[TEXT PROVIDED]:
=== Begin Enclosure ===

# custom analysis function for table_one
function war_metrics(col)
    all(ismissing, col) && return ("-" => "Median", "-" => "95% CI")
    (
        median(col) => "Median",
        Concat("[", quantile(col, 0.025), ", ", quantile(col, 0.975), "]") => "95% CI",
    )
end

@chain sim03df begin
    # drop records where pca is missing
    dropmissing(_, :pca)
    # first combine step evaluates metrics for individual subjects
    combine(groupby(_, [:dose, :rep_id, :id])) do gdf
        #! metrics 1 and 2
        # find index of first pca value in TR; returns index or nothing 
        i = findfirst(x -> 20  x < 35, gdf.pca)
        # if `i` was found, return 1 (true), else 0 (false)
        ta_i = Int(!isnothing(i))
        # if no index was found, return missing, else return corresponding time
        tta_i = isnothing(i) ? missing : gdf.time[i]

        #! metric 3
        # temporary df of SS obs from start of Day 14 (312 hours) that are in TR
        _ssdf = filter(df -> df.time >= 312 && 20  df.pca < 35, gdf)
        # if no obs found, return missing, else return TTR as percentage of ii
        ttr_i =
            iszero(nrow(_ssdf)) ? missing :
            ((last(_ssdf.time) - first(_ssdf.time)) / 24) * 100

        # return a named tuple of the 3 metrics for each subject
        return (; ta_i, tta_i, ttr_i)
    end
    # second combine summarizes each metric per simulation (rep_id)
    combine(
        groupby(_, [:dose, :rep_id]),
        # mean(0|1) * 100 = TA percentage
        :ta_i => (x -> mean(x) * 100) => :ta,
        # applies anonymous function to tta_i and ttr_i cols
        # possible all values could be missing, else could have just used `mean`
        [:tta_i, :ttr_i] .=> function (c)
            all(ismissing, c) && return missing
            mean(skipmissing(c))
        end .=> [:tta, :ttr],
    )
    # from SummaryTables.jl
    table_one(
        _,
        [
            :ta => war_metrics => "Probability of TA",
            :tta => war_metrics => "Time to Target",
            :ttr => war_metrics => "Time in TR",
        ],
        sort = false,
        groupby = :dose => "Dose, mg",
        show_total = false,
    )
end
Dose, mg
5 10 15
Probability of TA
Median 31 78 93
95% CI [22, 39] [69, 84] [90, 98]
Time to Target
Median 123 84 62.7
95% CI [103, 148] [74.7, 96.6] [57, 70.9]
Time in TR
Median 95.4 96.8 96.9
95% CI [86.3, 100] [92.4, 99.3] [90.6, 100]
  • The tabular summary focuses on average response, the graphical summary provide a better understanding of the range of predicted values that we might expect.

=== End Enclosure ===

[WHAT YOU WILL DO]:
1: In the Julia dosing-metrics text, which package provides the table_one function?
2: Continue the Julia dosing-metrics text from the point where it stops.

[MATERIAL PROVIDED]:
=== Begin Enclosure ===

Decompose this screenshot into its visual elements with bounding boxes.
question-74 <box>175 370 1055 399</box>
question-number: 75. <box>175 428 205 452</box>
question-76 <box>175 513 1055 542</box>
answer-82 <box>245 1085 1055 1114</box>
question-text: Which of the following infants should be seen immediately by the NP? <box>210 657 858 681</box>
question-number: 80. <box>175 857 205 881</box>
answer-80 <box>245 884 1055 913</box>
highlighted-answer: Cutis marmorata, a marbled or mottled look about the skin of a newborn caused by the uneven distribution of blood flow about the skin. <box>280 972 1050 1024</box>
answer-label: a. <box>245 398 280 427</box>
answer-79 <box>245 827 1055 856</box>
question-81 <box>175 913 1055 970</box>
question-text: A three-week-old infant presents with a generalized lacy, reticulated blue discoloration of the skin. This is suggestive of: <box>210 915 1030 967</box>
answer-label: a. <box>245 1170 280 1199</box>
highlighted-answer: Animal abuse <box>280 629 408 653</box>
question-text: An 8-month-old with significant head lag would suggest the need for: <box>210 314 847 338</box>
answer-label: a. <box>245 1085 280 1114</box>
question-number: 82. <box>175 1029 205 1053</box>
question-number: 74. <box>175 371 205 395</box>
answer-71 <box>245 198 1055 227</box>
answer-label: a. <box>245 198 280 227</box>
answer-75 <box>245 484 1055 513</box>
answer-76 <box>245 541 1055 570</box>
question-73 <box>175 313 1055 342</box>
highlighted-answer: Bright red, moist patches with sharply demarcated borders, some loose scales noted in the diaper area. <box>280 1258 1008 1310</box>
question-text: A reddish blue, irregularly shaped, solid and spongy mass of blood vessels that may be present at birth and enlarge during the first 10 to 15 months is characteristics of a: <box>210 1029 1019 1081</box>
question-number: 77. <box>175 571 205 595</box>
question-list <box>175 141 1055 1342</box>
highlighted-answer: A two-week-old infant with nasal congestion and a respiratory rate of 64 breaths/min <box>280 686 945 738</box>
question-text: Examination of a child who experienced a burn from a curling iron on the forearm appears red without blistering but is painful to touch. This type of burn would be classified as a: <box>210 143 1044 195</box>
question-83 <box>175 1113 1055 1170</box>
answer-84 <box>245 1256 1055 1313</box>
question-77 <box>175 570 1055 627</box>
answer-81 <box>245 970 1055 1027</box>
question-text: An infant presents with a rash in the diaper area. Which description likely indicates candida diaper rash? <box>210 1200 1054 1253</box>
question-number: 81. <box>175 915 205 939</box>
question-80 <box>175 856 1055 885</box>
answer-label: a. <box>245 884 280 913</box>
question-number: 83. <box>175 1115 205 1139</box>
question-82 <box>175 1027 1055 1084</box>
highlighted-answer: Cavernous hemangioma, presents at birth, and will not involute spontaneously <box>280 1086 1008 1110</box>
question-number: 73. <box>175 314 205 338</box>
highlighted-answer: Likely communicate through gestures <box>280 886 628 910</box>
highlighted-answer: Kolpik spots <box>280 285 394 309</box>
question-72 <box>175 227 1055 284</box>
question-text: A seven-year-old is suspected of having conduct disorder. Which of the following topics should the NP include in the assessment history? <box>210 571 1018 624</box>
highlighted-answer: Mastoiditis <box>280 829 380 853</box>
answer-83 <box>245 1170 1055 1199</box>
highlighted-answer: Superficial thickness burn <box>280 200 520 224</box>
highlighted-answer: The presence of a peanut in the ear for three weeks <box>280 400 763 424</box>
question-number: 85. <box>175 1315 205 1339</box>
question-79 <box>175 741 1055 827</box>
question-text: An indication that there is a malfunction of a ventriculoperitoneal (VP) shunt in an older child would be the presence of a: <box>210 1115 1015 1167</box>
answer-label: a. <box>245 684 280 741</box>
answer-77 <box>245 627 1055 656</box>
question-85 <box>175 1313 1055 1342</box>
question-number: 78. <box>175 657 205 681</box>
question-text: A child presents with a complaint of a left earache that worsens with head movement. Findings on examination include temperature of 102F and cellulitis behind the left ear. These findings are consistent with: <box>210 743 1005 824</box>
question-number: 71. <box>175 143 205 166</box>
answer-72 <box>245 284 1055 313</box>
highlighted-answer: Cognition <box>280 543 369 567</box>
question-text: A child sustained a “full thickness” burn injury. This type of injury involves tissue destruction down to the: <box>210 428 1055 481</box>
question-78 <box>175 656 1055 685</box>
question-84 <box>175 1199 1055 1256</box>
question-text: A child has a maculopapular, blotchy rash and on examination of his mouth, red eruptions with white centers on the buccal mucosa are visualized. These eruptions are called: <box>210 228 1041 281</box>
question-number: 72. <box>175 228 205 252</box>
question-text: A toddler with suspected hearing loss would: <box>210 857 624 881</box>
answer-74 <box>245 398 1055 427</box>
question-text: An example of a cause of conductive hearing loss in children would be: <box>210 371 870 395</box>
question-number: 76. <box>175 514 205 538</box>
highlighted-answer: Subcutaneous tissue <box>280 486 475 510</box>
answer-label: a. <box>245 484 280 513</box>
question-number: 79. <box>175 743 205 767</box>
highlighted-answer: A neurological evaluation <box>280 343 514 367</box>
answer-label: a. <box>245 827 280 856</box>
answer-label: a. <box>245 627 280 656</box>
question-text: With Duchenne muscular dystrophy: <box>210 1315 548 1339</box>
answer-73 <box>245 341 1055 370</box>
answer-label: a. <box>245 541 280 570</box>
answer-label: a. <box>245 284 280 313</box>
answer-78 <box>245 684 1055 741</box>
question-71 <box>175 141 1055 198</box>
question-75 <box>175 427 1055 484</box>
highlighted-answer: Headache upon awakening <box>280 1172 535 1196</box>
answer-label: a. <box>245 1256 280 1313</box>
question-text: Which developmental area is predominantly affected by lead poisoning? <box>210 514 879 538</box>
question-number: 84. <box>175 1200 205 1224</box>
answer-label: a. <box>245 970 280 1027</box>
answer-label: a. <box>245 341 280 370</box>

=== End Enclosure ===

[ANSWERS PER TASK]:
1: SummaryTables.jl

2:
  • We will summarize the relevant pca percentiles (5, 50, 90%) at each time point following the Day 14 dose.
_tbl = @chain sim03df begin
    dropmissing(_, :pca)
    # Day 14 (SS) observations only
    filter(df -> df.time >= 312, _)
    # Summarize by dose and tad; l, m, h are 5th,50th,95th percentile
    combine(
        groupby(_, [:dose, :tad]),
        :pca => (x -> quantile(x, [0.05, 0.5, 0.9])') => [:l, :m, :h],
    )
end

# plot layers
median_layer = mapping(:tad, :m) * visual(Lines; linewidth = 2)
pi_layer = mapping(:tad, :l, :h) * visual(Band, alpha = 0.2)
tr_layer =
    mapping([20, 35], color = "TR" => AlgebraOfGraphics.scale(:secondary)) *
    visual(HLines; linestyle = :dash, alpha = 0.5)

# color and facet map
cf_map = mapping(
    color = :dose => renamer(5 => "5mg", 10 => "10mg", 15 => "15mg") => "",
    col = :dose => renamer(5 => "5mg", 10 => "10mg", 15 => "15mg"),
)

# combine layers and draw
(data(_tbl) * (pi_layer + median_layer) * cf_map) + tr_layer |> draw(
    scales(;
        Y = (; label = "PCA, % of normal"),
        X = (; label = "Time after previous dose, hours"),
        secondary = (; palette = [:gray30]),
    );
    figure = (;
        size = (6, 4) .* 96,
        title = "Predicted PCA-Time Profiles at Steady-state (Day 14) by Dose",
        subtitle = "Median (line), 90%PI (band), TR (dash-line)",
        titlealign = :left,
    ),
    axis = (;
        limits = (0, 24, 0, 80),
        xticks = [0, 12, 24],
        xlabelpadding = 10,
        yticks = 0:20:80,
    ),
    legend = (; orientation = :horizontal, framevisible = false, position = :bottom),
)

4.5 Evaluation

  • 10 mg PO daily dosage regimen offers a reasonable balance of TA, TTA, TTR.

5 Conclusion

  • Presented the basics of simulation in Pumas using several examples that utilize built-in functionality and user-defined functions.